Output all of the entries below precisely as written.

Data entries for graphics
>> BEGIN

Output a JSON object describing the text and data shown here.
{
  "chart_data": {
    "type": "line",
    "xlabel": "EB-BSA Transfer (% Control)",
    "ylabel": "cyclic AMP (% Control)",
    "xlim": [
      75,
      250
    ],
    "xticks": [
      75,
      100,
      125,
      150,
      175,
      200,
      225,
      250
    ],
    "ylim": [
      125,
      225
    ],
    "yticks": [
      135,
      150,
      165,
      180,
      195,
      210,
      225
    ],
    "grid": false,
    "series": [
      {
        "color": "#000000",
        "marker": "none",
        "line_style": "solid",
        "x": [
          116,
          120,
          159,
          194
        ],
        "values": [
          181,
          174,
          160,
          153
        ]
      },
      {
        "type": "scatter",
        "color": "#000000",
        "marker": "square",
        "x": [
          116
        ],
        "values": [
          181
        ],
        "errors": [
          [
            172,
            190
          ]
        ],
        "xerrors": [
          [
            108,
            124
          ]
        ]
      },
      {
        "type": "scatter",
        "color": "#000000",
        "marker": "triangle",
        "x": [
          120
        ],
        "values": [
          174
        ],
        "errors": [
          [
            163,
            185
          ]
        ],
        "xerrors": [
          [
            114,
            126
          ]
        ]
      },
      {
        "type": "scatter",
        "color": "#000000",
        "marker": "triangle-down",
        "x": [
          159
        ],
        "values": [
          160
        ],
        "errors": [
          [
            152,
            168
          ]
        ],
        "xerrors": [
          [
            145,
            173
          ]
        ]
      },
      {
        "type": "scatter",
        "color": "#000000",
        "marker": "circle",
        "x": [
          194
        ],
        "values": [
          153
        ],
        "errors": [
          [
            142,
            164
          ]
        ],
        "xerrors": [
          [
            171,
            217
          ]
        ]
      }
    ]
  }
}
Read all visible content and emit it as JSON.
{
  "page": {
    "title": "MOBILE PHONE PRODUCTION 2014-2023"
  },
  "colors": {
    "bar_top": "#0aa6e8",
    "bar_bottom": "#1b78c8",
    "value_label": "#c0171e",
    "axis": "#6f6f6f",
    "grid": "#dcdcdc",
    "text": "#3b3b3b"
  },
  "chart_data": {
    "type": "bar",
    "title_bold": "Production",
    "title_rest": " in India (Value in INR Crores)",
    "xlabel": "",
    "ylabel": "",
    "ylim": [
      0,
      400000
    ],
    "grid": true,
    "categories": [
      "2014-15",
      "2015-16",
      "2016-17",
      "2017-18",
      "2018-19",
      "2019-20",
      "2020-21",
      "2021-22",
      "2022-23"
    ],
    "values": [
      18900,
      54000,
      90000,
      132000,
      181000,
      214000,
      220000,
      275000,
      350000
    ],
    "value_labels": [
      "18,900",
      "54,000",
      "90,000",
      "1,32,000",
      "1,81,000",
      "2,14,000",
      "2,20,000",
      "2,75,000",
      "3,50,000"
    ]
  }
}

>> END

EXERCISE RESULT
Output a JSON object describing the text and data shown here.
{
  "chart_data": {
    "type": "line",
    "xlabel": "EB-BSA Transfer (% Control)",
    "ylabel": "cyclic AMP (% Control)",
    "xlim": [
      75,
      250
    ],
    "xticks": [
      75,
      100,
      125,
      150,
      175,
      200,
      225,
      250
    ],
    "ylim": [
      125,
      225
    ],
    "yticks": [
      135,
      150,
      165,
      180,
      195,
      210,
      225
    ],
    "grid": false,
    "series": [
      {
        "color": "#000000",
        "marker": "none",
        "line_style": "solid",
        "x": [
          116,
          120,
          159,
          194
        ],
        "values": [
          181,
          174,
          160,
          153
        ]
      },
      {
        "type": "scatter",
        "color": "#000000",
        "marker": "square",
        "x": [
          116
        ],
        "values": [
          181
        ],
        "errors": [
          [
            172,
            190
          ]
        ],
        "xerrors": [
          [
            108,
            124
          ]
        ]
      },
      {
        "type": "scatter",
        "color": "#000000",
        "marker": "triangle",
        "x": [
          120
        ],
        "values": [
          174
        ],
        "errors": [
          [
            163,
            185
          ]
        ],
        "xerrors": [
          [
            114,
            126
          ]
        ]
      },
      {
        "type": "scatter",
        "color": "#000000",
        "marker": "triangle-down",
        "x": [
          159
        ],
        "values": [
          160
        ],
        "errors": [
          [
            152,
            168
          ]
        ],
        "xerrors": [
          [
            145,
            173
          ]
        ]
      },
      {
        "type": "scatter",
        "color": "#000000",
        "marker": "circle",
        "x": [
          194
        ],
        "values": [
          153
        ],
        "errors": [
          [
            142,
            164
          ]
        ],
        "xerrors": [
          [
            171,
            217
          ]
        ]
      }
    ]
  }
}
Read all visible content and emit it as JSON.
{
  "page": {
    "title": "MOBILE PHONE PRODUCTION 2014-2023"
  },
  "colors": {
    "bar_top": "#0aa6e8",
    "bar_bottom": "#1b78c8",
    "value_label": "#c0171e",
    "axis": "#6f6f6f",
    "grid": "#dcdcdc",
    "text": "#3b3b3b"
  },
  "chart_data": {
    "type": "bar",
    "title_bold": "Production",
    "title_rest": " in India (Value in INR Crores)",
    "xlabel": "",
    "ylabel": "",
    "ylim": [
      0,
      400000
    ],
    "grid": true,
    "categories": [
      "2014-15",
      "2015-16",
      "2016-17",
      "2017-18",
      "2018-19",
      "2019-20",
      "2020-21",
      "2021-22",
      "2022-23"
    ],
    "values": [
      18900,
      54000,
      90000,
      132000,
      181000,
      214000,
      220000,
      275000,
      350000
    ],
    "value_labels": [
      "18,900",
      "54,000",
      "90,000",
      "1,32,000",
      "1,81,000",
      "2,14,000",
      "2,20,000",
      "2,75,000",
      "3,50,000"
    ]
  }
}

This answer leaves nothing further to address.